Working data below:

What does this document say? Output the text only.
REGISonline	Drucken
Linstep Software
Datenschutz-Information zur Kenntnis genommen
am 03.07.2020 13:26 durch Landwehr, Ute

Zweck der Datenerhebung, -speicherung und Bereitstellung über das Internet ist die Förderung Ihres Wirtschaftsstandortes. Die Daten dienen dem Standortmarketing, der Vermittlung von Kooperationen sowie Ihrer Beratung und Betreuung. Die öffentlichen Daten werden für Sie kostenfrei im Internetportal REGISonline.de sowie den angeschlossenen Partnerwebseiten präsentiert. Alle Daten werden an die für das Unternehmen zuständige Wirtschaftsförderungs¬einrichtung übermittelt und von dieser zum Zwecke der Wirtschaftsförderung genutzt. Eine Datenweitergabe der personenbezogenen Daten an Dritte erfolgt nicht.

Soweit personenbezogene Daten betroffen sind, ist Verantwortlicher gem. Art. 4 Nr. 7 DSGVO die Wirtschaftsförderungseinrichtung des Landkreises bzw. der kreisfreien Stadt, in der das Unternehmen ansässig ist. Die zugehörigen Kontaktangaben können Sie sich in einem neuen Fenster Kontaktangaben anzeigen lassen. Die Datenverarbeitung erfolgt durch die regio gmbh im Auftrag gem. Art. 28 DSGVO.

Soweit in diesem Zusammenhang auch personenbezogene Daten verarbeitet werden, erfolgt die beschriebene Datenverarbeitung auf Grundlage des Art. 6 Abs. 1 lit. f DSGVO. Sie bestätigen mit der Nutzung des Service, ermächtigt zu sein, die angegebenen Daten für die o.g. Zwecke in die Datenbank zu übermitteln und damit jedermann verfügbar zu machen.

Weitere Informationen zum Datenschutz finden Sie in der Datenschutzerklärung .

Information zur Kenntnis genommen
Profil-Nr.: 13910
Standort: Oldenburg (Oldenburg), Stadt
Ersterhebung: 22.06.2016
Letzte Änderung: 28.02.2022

End of Working data.

Your assignment -> Wherever the word "genommen" appears in a line of the data, copy that line.

Answer for this exercise ->
Datenschutz-Information zur Kenntnis genommen
Information zur Kenntnis genommen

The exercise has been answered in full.